# START OF EXERCISE MATERIAL

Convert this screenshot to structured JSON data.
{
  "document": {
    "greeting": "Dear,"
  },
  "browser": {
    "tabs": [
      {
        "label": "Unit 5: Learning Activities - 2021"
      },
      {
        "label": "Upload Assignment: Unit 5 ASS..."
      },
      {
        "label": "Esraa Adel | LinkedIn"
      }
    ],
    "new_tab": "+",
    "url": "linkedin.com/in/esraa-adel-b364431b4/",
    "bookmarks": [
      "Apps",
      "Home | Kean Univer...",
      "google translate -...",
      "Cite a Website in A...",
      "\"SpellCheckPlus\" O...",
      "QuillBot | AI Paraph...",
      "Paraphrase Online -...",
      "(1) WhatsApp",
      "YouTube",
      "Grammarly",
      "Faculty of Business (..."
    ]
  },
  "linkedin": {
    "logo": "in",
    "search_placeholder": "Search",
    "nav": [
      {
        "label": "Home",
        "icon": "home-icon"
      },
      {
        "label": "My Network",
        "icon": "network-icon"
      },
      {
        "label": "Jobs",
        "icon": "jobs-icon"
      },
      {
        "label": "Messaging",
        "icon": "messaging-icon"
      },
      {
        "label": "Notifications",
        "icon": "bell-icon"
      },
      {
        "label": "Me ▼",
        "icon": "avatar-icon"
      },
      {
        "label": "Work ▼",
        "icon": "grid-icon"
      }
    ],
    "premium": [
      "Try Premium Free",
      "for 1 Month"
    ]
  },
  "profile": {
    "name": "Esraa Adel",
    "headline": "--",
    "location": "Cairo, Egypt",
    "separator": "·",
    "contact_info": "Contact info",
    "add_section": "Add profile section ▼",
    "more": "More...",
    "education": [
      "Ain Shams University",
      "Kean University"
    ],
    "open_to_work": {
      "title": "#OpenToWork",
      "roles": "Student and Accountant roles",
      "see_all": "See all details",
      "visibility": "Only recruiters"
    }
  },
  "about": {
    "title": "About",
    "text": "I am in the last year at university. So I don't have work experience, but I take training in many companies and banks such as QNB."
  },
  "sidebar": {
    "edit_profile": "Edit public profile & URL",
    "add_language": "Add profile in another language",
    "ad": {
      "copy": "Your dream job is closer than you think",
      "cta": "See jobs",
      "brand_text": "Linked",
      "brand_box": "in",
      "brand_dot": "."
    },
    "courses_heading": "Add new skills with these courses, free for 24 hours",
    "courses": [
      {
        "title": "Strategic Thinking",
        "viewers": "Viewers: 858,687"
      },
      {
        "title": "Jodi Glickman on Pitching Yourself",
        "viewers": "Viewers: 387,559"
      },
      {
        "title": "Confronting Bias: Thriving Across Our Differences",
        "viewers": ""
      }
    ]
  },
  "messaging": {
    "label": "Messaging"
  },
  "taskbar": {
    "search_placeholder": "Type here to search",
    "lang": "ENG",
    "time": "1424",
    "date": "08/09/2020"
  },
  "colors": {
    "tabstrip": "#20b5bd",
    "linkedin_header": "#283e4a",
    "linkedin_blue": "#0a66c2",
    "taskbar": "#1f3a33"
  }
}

# END OF EXERCISE MATERIAL

TO DO → Retype the records above exactly.

FINAL RESULT →
Convert this screenshot to structured JSON data.
{
  "document": {
    "greeting": "Dear,"
  },
  "browser": {
    "tabs": [
      {
        "label": "Unit 5: Learning Activities - 2021"
      },
      {
        "label": "Upload Assignment: Unit 5 ASS..."
      },
      {
        "label": "Esraa Adel | LinkedIn"
      }
    ],
    "new_tab": "+",
    "url": "linkedin.com/in/esraa-adel-b364431b4/",
    "bookmarks": [
      "Apps",
      "Home | Kean Univer...",
      "google translate -...",
      "Cite a Website in A...",
      "\"SpellCheckPlus\" O...",
      "QuillBot | AI Paraph...",
      "Paraphrase Online -...",
      "(1) WhatsApp",
      "YouTube",
      "Grammarly",
      "Faculty of Business (..."
    ]
  },
  "linkedin": {
    "logo": "in",
    "search_placeholder": "Search",
    "nav": [
      {
        "label": "Home",
        "icon": "home-icon"
      },
      {
        "label": "My Network",
        "icon": "network-icon"
      },
      {
        "label": "Jobs",
        "icon": "jobs-icon"
      },
      {
        "label": "Messaging",
        "icon": "messaging-icon"
      },
      {
        "label": "Notifications",
        "icon": "bell-icon"
      },
      {
        "label": "Me ▼",
        "icon": "avatar-icon"
      },
      {
        "label": "Work ▼",
        "icon": "grid-icon"
      }
    ],
    "premium": [
      "Try Premium Free",
      "for 1 Month"
    ]
  },
  "profile": {
    "name": "Esraa Adel",
    "headline": "--",
    "location": "Cairo, Egypt",
    "separator": "·",
    "contact_info": "Contact info",
    "add_section": "Add profile section ▼",
    "more": "More...",
    "education": [
      "Ain Shams University",
      "Kean University"
    ],
    "open_to_work": {
      "title": "#OpenToWork",
      "roles": "Student and Accountant roles",
      "see_all": "See all details",
      "visibility": "Only recruiters"
    }
  },
  "about": {
    "title": "About",
    "text": "I am in the last year at university. So I don't have work experience, but I take training in many companies and banks such as QNB."
  },
  "sidebar": {
    "edit_profile": "Edit public profile & URL",
    "add_language": "Add profile in another language",
    "ad": {
      "copy": "Your dream job is closer than you think",
      "cta": "See jobs",
      "brand_text": "Linked",
      "brand_box": "in",
      "brand_dot": "."
    },
    "courses_heading": "Add new skills with these courses, free for 24 hours",
    "courses": [
      {
        "title": "Strategic Thinking",
        "viewers": "Viewers: 858,687"
      },
      {
        "title": "Jodi Glickman on Pitching Yourself",
        "viewers": "Viewers: 387,559"
      },
      {
        "title": "Confronting Bias: Thriving Across Our Differences",
        "viewers": ""
      }
    ]
  },
  "messaging": {
    "label": "Messaging"
  },
  "taskbar": {
    "search_placeholder": "Type here to search",
    "lang": "ENG",
    "time": "1424",
    "date": "08/09/2020"
  },
  "colors": {
    "tabstrip": "#20b5bd",
    "linkedin_header": "#283e4a",
    "linkedin_blue": "#0a66c2",
    "taskbar": "#1f3a33"
  }
}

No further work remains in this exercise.